> _SOURCE DATA_:
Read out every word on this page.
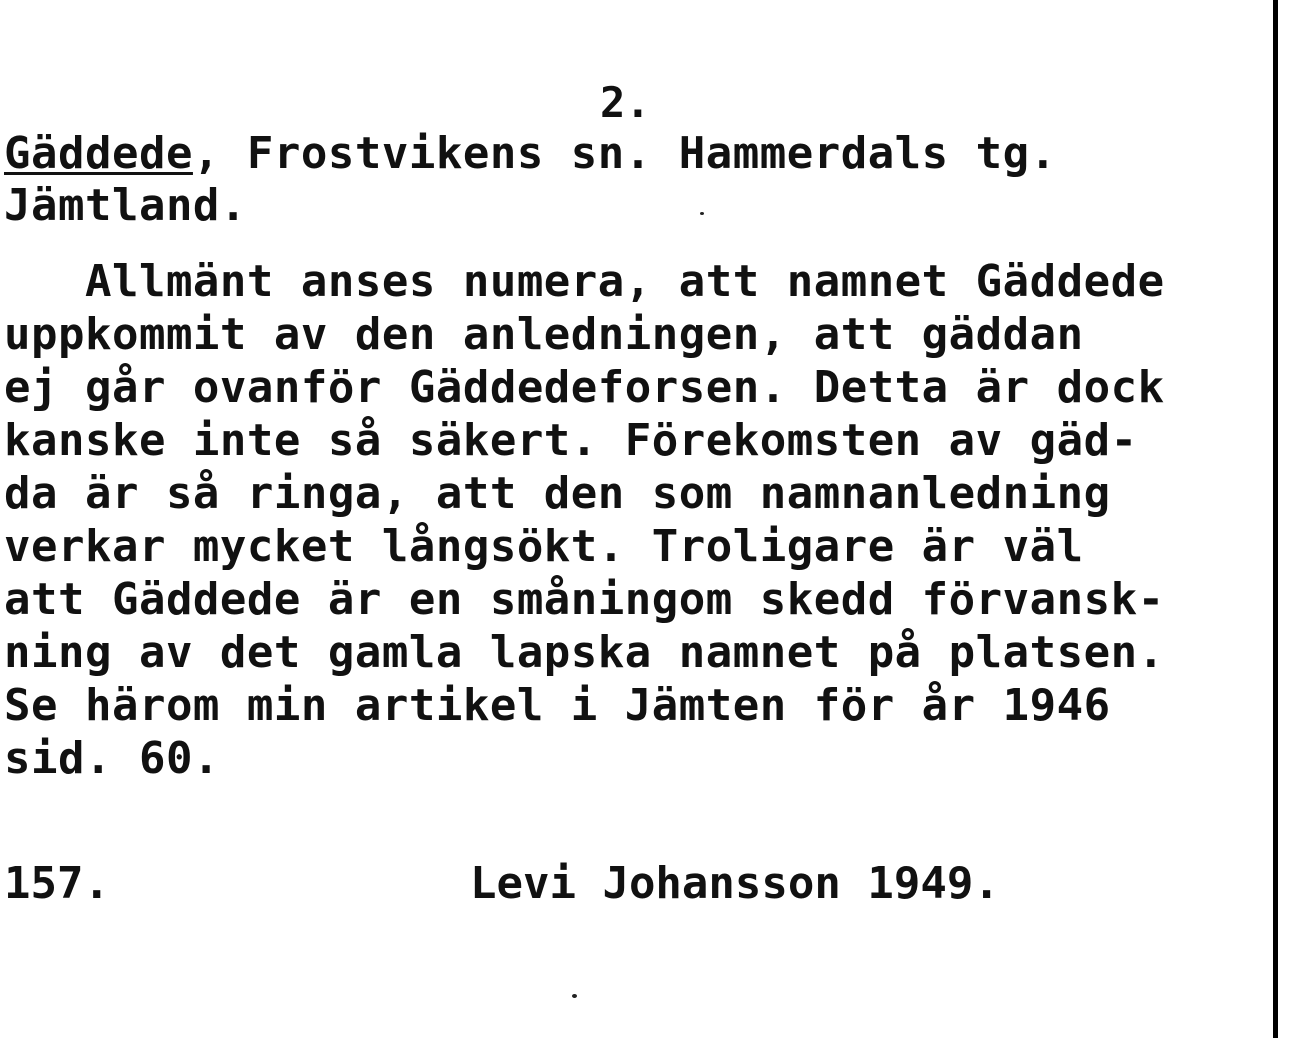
2.
Gäddede, Frostvikens sn. Hammerdals tg.
Jämtland.
Allmänt anses numera, att namnet Gäddede
uppkommit av den anledningen, att gäddan
ej går ovanför Gäddedeforsen. Detta är dock
kanske inte så säkert. Förekomsten av gäd-
da är så ringa, att den som namnanledning
verkar mycket långsökt. Troligare är väl
att Gäddede är en småningom skedd förvansk-
ning av det gamla lapska namnet på platsen.
Se härom min artikel i Jämten för år 1946
sid. 60.
157.	Levi Johansson 1949.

> _DIRECTIONS_:
Copy every entry exactly as written. Pictures are excluded.

> _THE COMPLETED TASK_:
Read out every word on this page.
2.
Gäddede, Frostvikens sn. Hammerdals tg.
Jämtland.
Allmänt anses numera, att namnet Gäddede
uppkommit av den anledningen, att gäddan
ej går ovanför Gäddedeforsen. Detta är dock
kanske inte så säkert. Förekomsten av gäd-
da är så ringa, att den som namnanledning
verkar mycket långsökt. Troligare är väl
att Gäddede är en småningom skedd förvansk-
ning av det gamla lapska namnet på platsen.
Se härom min artikel i Jämten för år 1946
sid. 60.
157.	Levi Johansson 1949.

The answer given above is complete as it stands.